Exercise prompt: Repeat the material in full. Keep every line exactly as it is.

§ §

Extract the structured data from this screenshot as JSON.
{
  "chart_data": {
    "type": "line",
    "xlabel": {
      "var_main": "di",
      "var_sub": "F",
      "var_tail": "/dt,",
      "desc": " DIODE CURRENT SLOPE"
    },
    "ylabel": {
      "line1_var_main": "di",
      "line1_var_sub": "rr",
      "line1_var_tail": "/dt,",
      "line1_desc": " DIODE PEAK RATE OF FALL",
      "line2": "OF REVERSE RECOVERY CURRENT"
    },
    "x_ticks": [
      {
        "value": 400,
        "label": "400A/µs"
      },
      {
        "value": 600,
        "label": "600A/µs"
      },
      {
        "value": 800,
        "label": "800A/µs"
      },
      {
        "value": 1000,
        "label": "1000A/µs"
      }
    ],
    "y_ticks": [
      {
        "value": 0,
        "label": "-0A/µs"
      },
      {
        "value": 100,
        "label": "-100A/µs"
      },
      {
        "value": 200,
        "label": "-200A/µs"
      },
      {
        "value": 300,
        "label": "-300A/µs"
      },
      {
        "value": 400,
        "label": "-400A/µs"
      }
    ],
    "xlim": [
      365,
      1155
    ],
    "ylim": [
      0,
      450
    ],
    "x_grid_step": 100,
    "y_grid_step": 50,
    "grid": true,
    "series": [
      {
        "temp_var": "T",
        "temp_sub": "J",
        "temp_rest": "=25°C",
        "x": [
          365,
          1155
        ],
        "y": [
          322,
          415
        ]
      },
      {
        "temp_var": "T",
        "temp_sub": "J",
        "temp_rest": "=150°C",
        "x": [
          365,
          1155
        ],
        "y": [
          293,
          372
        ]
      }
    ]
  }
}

§ §

Expected output:
Extract the structured data from this screenshot as JSON.
{
  "chart_data": {
    "type": "line",
    "xlabel": {
      "var_main": "di",
      "var_sub": "F",
      "var_tail": "/dt,",
      "desc": " DIODE CURRENT SLOPE"
    },
    "ylabel": {
      "line1_var_main": "di",
      "line1_var_sub": "rr",
      "line1_var_tail": "/dt,",
      "line1_desc": " DIODE PEAK RATE OF FALL",
      "line2": "OF REVERSE RECOVERY CURRENT"
    },
    "x_ticks": [
      {
        "value": 400,
        "label": "400A/µs"
      },
      {
        "value": 600,
        "label": "600A/µs"
      },
      {
        "value": 800,
        "label": "800A/µs"
      },
      {
        "value": 1000,
        "label": "1000A/µs"
      }
    ],
    "y_ticks": [
      {
        "value": 0,
        "label": "-0A/µs"
      },
      {
        "value": 100,
        "label": "-100A/µs"
      },
      {
        "value": 200,
        "label": "-200A/µs"
      },
      {
        "value": 300,
        "label": "-300A/µs"
      },
      {
        "value": 400,
        "label": "-400A/µs"
      }
    ],
    "xlim": [
      365,
      1155
    ],
    "ylim": [
      0,
      450
    ],
    "x_grid_step": 100,
    "y_grid_step": 50,
    "grid": true,
    "series": [
      {
        "temp_var": "T",
        "temp_sub": "J",
        "temp_rest": "=25°C",
        "x": [
          365,
          1155
        ],
        "y": [
          322,
          415
        ]
      },
      {
        "temp_var": "T",
        "temp_sub": "J",
        "temp_rest": "=150°C",
        "x": [
          365,
          1155
        ],
        "y": [
          293,
          372
        ]
      }
    ]
  }
}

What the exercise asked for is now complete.